[Work to be completed] Exactly as written, print each record in the listing.

[Extracts from a graphics dataset]
====================

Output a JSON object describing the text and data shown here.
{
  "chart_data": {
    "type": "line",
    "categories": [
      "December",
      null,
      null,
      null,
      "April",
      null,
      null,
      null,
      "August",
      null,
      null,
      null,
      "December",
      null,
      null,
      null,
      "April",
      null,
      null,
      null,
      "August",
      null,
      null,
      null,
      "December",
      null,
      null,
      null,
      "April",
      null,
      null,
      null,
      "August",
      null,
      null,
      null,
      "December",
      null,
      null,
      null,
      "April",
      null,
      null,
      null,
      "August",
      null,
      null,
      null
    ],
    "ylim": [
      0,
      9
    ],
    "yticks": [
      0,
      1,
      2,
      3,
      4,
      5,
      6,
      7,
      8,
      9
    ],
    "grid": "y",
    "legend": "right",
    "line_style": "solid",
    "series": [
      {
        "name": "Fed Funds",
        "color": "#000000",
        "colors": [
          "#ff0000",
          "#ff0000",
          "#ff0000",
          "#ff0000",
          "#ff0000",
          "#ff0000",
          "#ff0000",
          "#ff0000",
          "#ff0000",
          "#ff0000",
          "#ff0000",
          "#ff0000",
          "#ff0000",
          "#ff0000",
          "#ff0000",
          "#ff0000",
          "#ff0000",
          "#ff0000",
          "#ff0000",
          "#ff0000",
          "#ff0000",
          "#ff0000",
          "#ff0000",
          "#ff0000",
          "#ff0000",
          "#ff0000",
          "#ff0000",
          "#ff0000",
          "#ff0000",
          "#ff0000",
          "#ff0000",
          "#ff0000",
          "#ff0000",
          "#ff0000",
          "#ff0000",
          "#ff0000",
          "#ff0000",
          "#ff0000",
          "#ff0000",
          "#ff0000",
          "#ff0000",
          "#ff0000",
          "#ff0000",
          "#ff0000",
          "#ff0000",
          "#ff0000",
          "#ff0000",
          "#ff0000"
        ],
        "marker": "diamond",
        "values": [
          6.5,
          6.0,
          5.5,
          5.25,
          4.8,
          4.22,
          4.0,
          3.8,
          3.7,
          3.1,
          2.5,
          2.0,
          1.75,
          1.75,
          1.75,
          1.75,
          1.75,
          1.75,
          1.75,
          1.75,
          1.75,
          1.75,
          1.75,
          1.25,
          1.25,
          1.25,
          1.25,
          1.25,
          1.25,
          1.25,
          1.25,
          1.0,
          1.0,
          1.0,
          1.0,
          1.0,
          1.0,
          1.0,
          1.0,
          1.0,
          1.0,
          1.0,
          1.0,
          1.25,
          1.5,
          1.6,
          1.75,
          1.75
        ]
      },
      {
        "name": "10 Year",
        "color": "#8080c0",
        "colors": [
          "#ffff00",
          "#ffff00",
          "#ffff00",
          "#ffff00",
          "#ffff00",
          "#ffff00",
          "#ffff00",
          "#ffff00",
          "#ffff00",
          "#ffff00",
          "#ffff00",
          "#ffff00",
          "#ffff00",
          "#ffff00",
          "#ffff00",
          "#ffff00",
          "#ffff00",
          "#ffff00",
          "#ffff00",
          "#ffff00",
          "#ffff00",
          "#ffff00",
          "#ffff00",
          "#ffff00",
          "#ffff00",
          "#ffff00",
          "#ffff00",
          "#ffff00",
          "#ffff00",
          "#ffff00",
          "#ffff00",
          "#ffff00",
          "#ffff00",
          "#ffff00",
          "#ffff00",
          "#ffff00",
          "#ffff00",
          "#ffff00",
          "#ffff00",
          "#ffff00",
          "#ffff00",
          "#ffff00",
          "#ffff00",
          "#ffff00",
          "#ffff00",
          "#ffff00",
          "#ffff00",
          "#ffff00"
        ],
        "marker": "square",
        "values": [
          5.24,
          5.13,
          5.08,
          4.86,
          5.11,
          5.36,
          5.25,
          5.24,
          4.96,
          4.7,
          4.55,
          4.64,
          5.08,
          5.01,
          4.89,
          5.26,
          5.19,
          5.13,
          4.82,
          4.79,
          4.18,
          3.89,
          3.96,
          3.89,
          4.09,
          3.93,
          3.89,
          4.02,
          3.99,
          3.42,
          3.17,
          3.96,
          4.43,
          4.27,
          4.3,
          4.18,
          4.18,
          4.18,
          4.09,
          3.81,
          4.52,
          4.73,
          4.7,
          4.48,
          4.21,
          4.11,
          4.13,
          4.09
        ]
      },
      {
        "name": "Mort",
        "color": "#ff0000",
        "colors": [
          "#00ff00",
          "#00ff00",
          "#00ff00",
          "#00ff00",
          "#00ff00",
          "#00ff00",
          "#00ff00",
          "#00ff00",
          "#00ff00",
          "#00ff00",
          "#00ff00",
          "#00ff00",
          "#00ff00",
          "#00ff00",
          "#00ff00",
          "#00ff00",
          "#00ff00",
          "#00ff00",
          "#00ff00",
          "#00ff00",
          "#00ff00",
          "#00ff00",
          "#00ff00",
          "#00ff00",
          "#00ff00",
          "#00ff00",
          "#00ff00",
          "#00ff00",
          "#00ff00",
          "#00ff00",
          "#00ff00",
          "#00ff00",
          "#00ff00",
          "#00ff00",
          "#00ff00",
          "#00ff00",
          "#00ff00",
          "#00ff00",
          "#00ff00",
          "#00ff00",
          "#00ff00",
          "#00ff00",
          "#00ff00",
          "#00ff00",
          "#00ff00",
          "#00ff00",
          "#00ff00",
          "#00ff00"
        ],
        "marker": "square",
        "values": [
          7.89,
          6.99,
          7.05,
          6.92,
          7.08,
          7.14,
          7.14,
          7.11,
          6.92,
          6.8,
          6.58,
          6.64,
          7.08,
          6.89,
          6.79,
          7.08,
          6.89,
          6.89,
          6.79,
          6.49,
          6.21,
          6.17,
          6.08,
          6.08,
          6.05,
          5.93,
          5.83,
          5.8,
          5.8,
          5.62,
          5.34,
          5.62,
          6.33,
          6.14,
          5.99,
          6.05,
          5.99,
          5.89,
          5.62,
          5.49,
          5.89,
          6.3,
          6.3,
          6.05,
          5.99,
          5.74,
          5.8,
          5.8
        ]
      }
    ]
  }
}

====================

[Task response]
Output a JSON object describing the text and data shown here.
{
  "chart_data": {
    "type": "line",
    "categories": [
      "December",
      null,
      null,
      null,
      "April",
      null,
      null,
      null,
      "August",
      null,
      null,
      null,
      "December",
      null,
      null,
      null,
      "April",
      null,
      null,
      null,
      "August",
      null,
      null,
      null,
      "December",
      null,
      null,
      null,
      "April",
      null,
      null,
      null,
      "August",
      null,
      null,
      null,
      "December",
      null,
      null,
      null,
      "April",
      null,
      null,
      null,
      "August",
      null,
      null,
      null
    ],
    "ylim": [
      0,
      9
    ],
    "yticks": [
      0,
      1,
      2,
      3,
      4,
      5,
      6,
      7,
      8,
      9
    ],
    "grid": "y",
    "legend": "right",
    "line_style": "solid",
    "series": [
      {
        "name": "Fed Funds",
        "color": "#000000",
        "colors": [
          "#ff0000",
          "#ff0000",
          "#ff0000",
          "#ff0000",
          "#ff0000",
          "#ff0000",
          "#ff0000",
          "#ff0000",
          "#ff0000",
          "#ff0000",
          "#ff0000",
          "#ff0000",
          "#ff0000",
          "#ff0000",
          "#ff0000",
          "#ff0000",
          "#ff0000",
          "#ff0000",
          "#ff0000",
          "#ff0000",
          "#ff0000",
          "#ff0000",
          "#ff0000",
          "#ff0000",
          "#ff0000",
          "#ff0000",
          "#ff0000",
          "#ff0000",
          "#ff0000",
          "#ff0000",
          "#ff0000",
          "#ff0000",
          "#ff0000",
          "#ff0000",
          "#ff0000",
          "#ff0000",
          "#ff0000",
          "#ff0000",
          "#ff0000",
          "#ff0000",
          "#ff0000",
          "#ff0000",
          "#ff0000",
          "#ff0000",
          "#ff0000",
          "#ff0000",
          "#ff0000",
          "#ff0000"
        ],
        "marker": "diamond",
        "values": [
          6.5,
          6.0,
          5.5,
          5.25,
          4.8,
          4.22,
          4.0,
          3.8,
          3.7,
          3.1,
          2.5,
          2.0,
          1.75,
          1.75,
          1.75,
          1.75,
          1.75,
          1.75,
          1.75,
          1.75,
          1.75,
          1.75,
          1.75,
          1.25,
          1.25,
          1.25,
          1.25,
          1.25,
          1.25,
          1.25,
          1.25,
          1.0,
          1.0,
          1.0,
          1.0,
          1.0,
          1.0,
          1.0,
          1.0,
          1.0,
          1.0,
          1.0,
          1.0,
          1.25,
          1.5,
          1.6,
          1.75,
          1.75
        ]
      },
      {
        "name": "10 Year",
        "color": "#8080c0",
        "colors": [
          "#ffff00",
          "#ffff00",
          "#ffff00",
          "#ffff00",
          "#ffff00",
          "#ffff00",
          "#ffff00",
          "#ffff00",
          "#ffff00",
          "#ffff00",
          "#ffff00",
          "#ffff00",
          "#ffff00",
          "#ffff00",
          "#ffff00",
          "#ffff00",
          "#ffff00",
          "#ffff00",
          "#ffff00",
          "#ffff00",
          "#ffff00",
          "#ffff00",
          "#ffff00",
          "#ffff00",
          "#ffff00",
          "#ffff00",
          "#ffff00",
          "#ffff00",
          "#ffff00",
          "#ffff00",
          "#ffff00",
          "#ffff00",
          "#ffff00",
          "#ffff00",
          "#ffff00",
          "#ffff00",
          "#ffff00",
          "#ffff00",
          "#ffff00",
          "#ffff00",
          "#ffff00",
          "#ffff00",
          "#ffff00",
          "#ffff00",
          "#ffff00",
          "#ffff00",
          "#ffff00",
          "#ffff00"
        ],
        "marker": "square",
        "values": [
          5.24,
          5.13,
          5.08,
          4.86,
          5.11,
          5.36,
          5.25,
          5.24,
          4.96,
          4.7,
          4.55,
          4.64,
          5.08,
          5.01,
          4.89,
          5.26,
          5.19,
          5.13,
          4.82,
          4.79,
          4.18,
          3.89,
          3.96,
          3.89,
          4.09,
          3.93,
          3.89,
          4.02,
          3.99,
          3.42,
          3.17,
          3.96,
          4.43,
          4.27,
          4.3,
          4.18,
          4.18,
          4.18,
          4.09,
          3.81,
          4.52,
          4.73,
          4.7,
          4.48,
          4.21,
          4.11,
          4.13,
          4.09
        ]
      },
      {
        "name": "Mort",
        "color": "#ff0000",
        "colors": [
          "#00ff00",
          "#00ff00",
          "#00ff00",
          "#00ff00",
          "#00ff00",
          "#00ff00",
          "#00ff00",
          "#00ff00",
          "#00ff00",
          "#00ff00",
          "#00ff00",
          "#00ff00",
          "#00ff00",
          "#00ff00",
          "#00ff00",
          "#00ff00",
          "#00ff00",
          "#00ff00",
          "#00ff00",
          "#00ff00",
          "#00ff00",
          "#00ff00",
          "#00ff00",
          "#00ff00",
          "#00ff00",
          "#00ff00",
          "#00ff00",
          "#00ff00",
          "#00ff00",
          "#00ff00",
          "#00ff00",
          "#00ff00",
          "#00ff00",
          "#00ff00",
          "#00ff00",
          "#00ff00",
          "#00ff00",
          "#00ff00",
          "#00ff00",
          "#00ff00",
          "#00ff00",
          "#00ff00",
          "#00ff00",
          "#00ff00",
          "#00ff00",
          "#00ff00",
          "#00ff00",
          "#00ff00"
        ],
        "marker": "square",
        "values": [
          7.89,
          6.99,
          7.05,
          6.92,
          7.08,
          7.14,
          7.14,
          7.11,
          6.92,
          6.8,
          6.58,
          6.64,
          7.08,
          6.89,
          6.79,
          7.08,
          6.89,
          6.89,
          6.79,
          6.49,
          6.21,
          6.17,
          6.08,
          6.08,
          6.05,
          5.93,
          5.83,
          5.8,
          5.8,
          5.62,
          5.34,
          5.62,
          6.33,
          6.14,
          5.99,
          6.05,
          5.99,
          5.89,
          5.62,
          5.49,
          5.89,
          6.3,
          6.3,
          6.05,
          5.99,
          5.74,
          5.8,
          5.8
        ]
      }
    ]
  }
}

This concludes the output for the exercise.